**The request:**
Every line that contains the word "Width" should be copied out.

**Excerpted records:**

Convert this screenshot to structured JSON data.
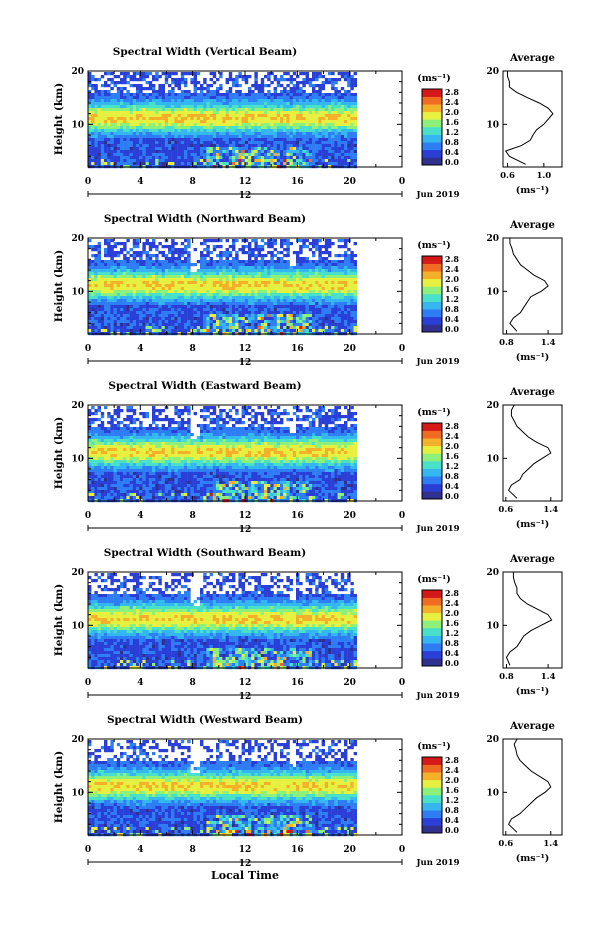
{
  "figure": {
    "x_axis_label": "Local Time",
    "date_label": "Jun 2019",
    "day_label": "12",
    "colorbar_unit": "(ms⁻¹)",
    "colorbar_ticks": [
      "0.0",
      "0.4",
      "0.8",
      "1.2",
      "1.6",
      "2.0",
      "2.4",
      "2.8"
    ],
    "colors": {
      "scale": [
        "#30308f",
        "#2a3fd6",
        "#2f7df5",
        "#34b6f0",
        "#48e0c8",
        "#8df07a",
        "#e6f040",
        "#f5b02a",
        "#f06a20",
        "#d41818"
      ]
    }
  },
  "chart_data": [
    {
      "type": "heatmap",
      "title": "Spectral Width (Vertical Beam)",
      "ylabel": "Height (km)",
      "xlim": [
        0,
        24
      ],
      "ylim": [
        2,
        20
      ],
      "x_ticks": [
        "0",
        "4",
        "8",
        "12",
        "16",
        "20",
        "0"
      ],
      "y_ticks": [
        "20",
        "10"
      ],
      "colorbar": {
        "min": 0.0,
        "max": 2.8
      },
      "average": {
        "title": "Average",
        "xlabel": "(ms⁻¹)",
        "xlim": [
          0.55,
          1.2
        ],
        "x_ticks": [
          "0.6",
          "1.0"
        ],
        "profile": [
          [
            2.5,
            0.8
          ],
          [
            4,
            0.62
          ],
          [
            5,
            0.58
          ],
          [
            6,
            0.75
          ],
          [
            7,
            0.85
          ],
          [
            8,
            0.88
          ],
          [
            9,
            0.92
          ],
          [
            10,
            1.0
          ],
          [
            11,
            1.05
          ],
          [
            12,
            1.1
          ],
          [
            13,
            1.05
          ],
          [
            14,
            0.95
          ],
          [
            15,
            0.82
          ],
          [
            16,
            0.7
          ],
          [
            17,
            0.62
          ],
          [
            18,
            0.62
          ],
          [
            19,
            0.6
          ],
          [
            20,
            0.6
          ]
        ]
      }
    },
    {
      "type": "heatmap",
      "title": "Spectral Width (Northward Beam)",
      "ylabel": "Height (km)",
      "xlim": [
        0,
        24
      ],
      "ylim": [
        2,
        20
      ],
      "x_ticks": [
        "0",
        "4",
        "8",
        "12",
        "16",
        "20",
        "0"
      ],
      "y_ticks": [
        "20",
        "10"
      ],
      "colorbar": {
        "min": 0.0,
        "max": 2.8
      },
      "average": {
        "title": "Average",
        "xlabel": "(ms⁻¹)",
        "xlim": [
          0.75,
          1.6
        ],
        "x_ticks": [
          "0.8",
          "1.4"
        ],
        "profile": [
          [
            2.5,
            0.95
          ],
          [
            4,
            0.85
          ],
          [
            5,
            0.9
          ],
          [
            6,
            1.0
          ],
          [
            7,
            1.05
          ],
          [
            8,
            1.1
          ],
          [
            9,
            1.15
          ],
          [
            10,
            1.3
          ],
          [
            11,
            1.4
          ],
          [
            12,
            1.35
          ],
          [
            13,
            1.2
          ],
          [
            14,
            1.1
          ],
          [
            15,
            1.0
          ],
          [
            16,
            0.95
          ],
          [
            17,
            0.9
          ],
          [
            18,
            0.88
          ],
          [
            19,
            0.85
          ],
          [
            20,
            0.85
          ]
        ]
      }
    },
    {
      "type": "heatmap",
      "title": "Spectral Width (Eastward Beam)",
      "ylabel": "Height (km)",
      "xlim": [
        0,
        24
      ],
      "ylim": [
        2,
        20
      ],
      "x_ticks": [
        "0",
        "4",
        "8",
        "12",
        "16",
        "20",
        "0"
      ],
      "y_ticks": [
        "20",
        "10"
      ],
      "colorbar": {
        "min": 0.0,
        "max": 2.8
      },
      "average": {
        "title": "Average",
        "xlabel": "(ms⁻¹)",
        "xlim": [
          0.55,
          1.6
        ],
        "x_ticks": [
          "0.6",
          "1.4"
        ],
        "profile": [
          [
            2.5,
            0.8
          ],
          [
            4,
            0.65
          ],
          [
            5,
            0.7
          ],
          [
            6,
            0.85
          ],
          [
            7,
            0.9
          ],
          [
            8,
            1.0
          ],
          [
            9,
            1.1
          ],
          [
            10,
            1.25
          ],
          [
            11,
            1.4
          ],
          [
            12,
            1.35
          ],
          [
            13,
            1.15
          ],
          [
            14,
            1.0
          ],
          [
            15,
            0.9
          ],
          [
            16,
            0.8
          ],
          [
            17,
            0.75
          ],
          [
            18,
            0.7
          ],
          [
            19,
            0.7
          ],
          [
            20,
            0.75
          ]
        ]
      }
    },
    {
      "type": "heatmap",
      "title": "Spectral Width (Southward Beam)",
      "ylabel": "Height (km)",
      "xlim": [
        0,
        24
      ],
      "ylim": [
        2,
        20
      ],
      "x_ticks": [
        "0",
        "4",
        "8",
        "12",
        "16",
        "20",
        "0"
      ],
      "y_ticks": [
        "20",
        "10"
      ],
      "colorbar": {
        "min": 0.0,
        "max": 2.8
      },
      "average": {
        "title": "Average",
        "xlabel": "(ms⁻¹)",
        "xlim": [
          0.75,
          1.6
        ],
        "x_ticks": [
          "0.8",
          "1.4"
        ],
        "profile": [
          [
            2.5,
            0.85
          ],
          [
            4,
            0.8
          ],
          [
            5,
            0.85
          ],
          [
            6,
            0.95
          ],
          [
            7,
            1.0
          ],
          [
            8,
            1.05
          ],
          [
            9,
            1.15
          ],
          [
            10,
            1.3
          ],
          [
            11,
            1.45
          ],
          [
            12,
            1.4
          ],
          [
            13,
            1.25
          ],
          [
            14,
            1.1
          ],
          [
            15,
            1.0
          ],
          [
            16,
            0.95
          ],
          [
            17,
            0.95
          ],
          [
            18,
            0.92
          ],
          [
            19,
            0.9
          ],
          [
            20,
            0.9
          ]
        ]
      }
    },
    {
      "type": "heatmap",
      "title": "Spectral Width (Westward Beam)",
      "ylabel": "Height (km)",
      "xlim": [
        0,
        24
      ],
      "ylim": [
        2,
        20
      ],
      "x_ticks": [
        "0",
        "4",
        "8",
        "12",
        "16",
        "20",
        "0"
      ],
      "y_ticks": [
        "20",
        "10"
      ],
      "colorbar": {
        "min": 0.0,
        "max": 2.8
      },
      "average": {
        "title": "Average",
        "xlabel": "(ms⁻¹)",
        "xlim": [
          0.55,
          1.6
        ],
        "x_ticks": [
          "0.6",
          "1.4"
        ],
        "profile": [
          [
            2.5,
            0.8
          ],
          [
            4,
            0.65
          ],
          [
            5,
            0.7
          ],
          [
            6,
            0.85
          ],
          [
            7,
            0.95
          ],
          [
            8,
            1.05
          ],
          [
            9,
            1.15
          ],
          [
            10,
            1.3
          ],
          [
            11,
            1.4
          ],
          [
            12,
            1.35
          ],
          [
            13,
            1.2
          ],
          [
            14,
            1.05
          ],
          [
            15,
            0.95
          ],
          [
            16,
            0.85
          ],
          [
            17,
            0.8
          ],
          [
            18,
            0.78
          ],
          [
            19,
            0.75
          ],
          [
            20,
            0.8
          ]
        ]
      }
    }
  ]
}
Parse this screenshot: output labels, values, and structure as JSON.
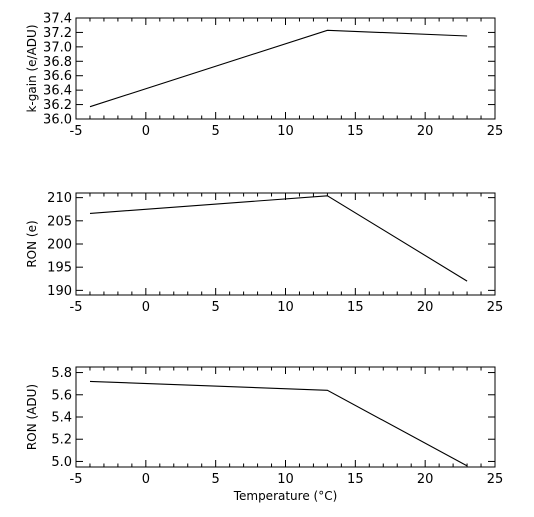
{
  "chart_data": [
    {
      "type": "line",
      "title": "",
      "xlabel": "",
      "ylabel": "k-gain (e/ADU)",
      "xlim": [
        -5,
        25
      ],
      "ylim": [
        36.0,
        37.4
      ],
      "xticks": [
        -5,
        0,
        5,
        10,
        15,
        20,
        25
      ],
      "xtick_labels": [
        "-5",
        "0",
        "5",
        "10",
        "15",
        "20",
        "25"
      ],
      "yticks": [
        36.0,
        36.2,
        36.4,
        36.6,
        36.8,
        37.0,
        37.2,
        37.4
      ],
      "ytick_labels": [
        "36.0",
        "36.2",
        "36.4",
        "36.6",
        "36.8",
        "37.0",
        "37.2",
        "37.4"
      ],
      "x": [
        -4,
        13,
        23
      ],
      "series": [
        {
          "values": [
            36.17,
            37.23,
            37.15
          ]
        }
      ]
    },
    {
      "type": "line",
      "title": "",
      "xlabel": "",
      "ylabel": "RON (e)",
      "xlim": [
        -5,
        25
      ],
      "ylim": [
        189,
        211
      ],
      "xticks": [
        -5,
        0,
        5,
        10,
        15,
        20,
        25
      ],
      "xtick_labels": [
        "-5",
        "0",
        "5",
        "10",
        "15",
        "20",
        "25"
      ],
      "yticks": [
        190,
        195,
        200,
        205,
        210
      ],
      "ytick_labels": [
        "190",
        "195",
        "200",
        "205",
        "210"
      ],
      "x": [
        -4,
        13,
        23
      ],
      "series": [
        {
          "values": [
            206.6,
            210.4,
            192.0
          ]
        }
      ]
    },
    {
      "type": "line",
      "title": "",
      "xlabel": "Temperature (°C)",
      "ylabel": "RON (ADU)",
      "xlim": [
        -5,
        25
      ],
      "ylim": [
        4.95,
        5.85
      ],
      "xticks": [
        -5,
        0,
        5,
        10,
        15,
        20,
        25
      ],
      "xtick_labels": [
        "-5",
        "0",
        "5",
        "10",
        "15",
        "20",
        "25"
      ],
      "yticks": [
        5.0,
        5.2,
        5.4,
        5.6,
        5.8
      ],
      "ytick_labels": [
        "5.0",
        "5.2",
        "5.4",
        "5.6",
        "5.8"
      ],
      "x": [
        -4,
        13,
        23
      ],
      "series": [
        {
          "values": [
            5.72,
            5.64,
            4.96
          ]
        }
      ]
    }
  ]
}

**Worked solution:**
      "title": "Spectral Width (Vertical Beam)",
      "title": "Spectral Width (Northward Beam)",
      "title": "Spectral Width (Eastward Beam)",
      "title": "Spectral Width (Southward Beam)",
      "title": "Spectral Width (Westward Beam)",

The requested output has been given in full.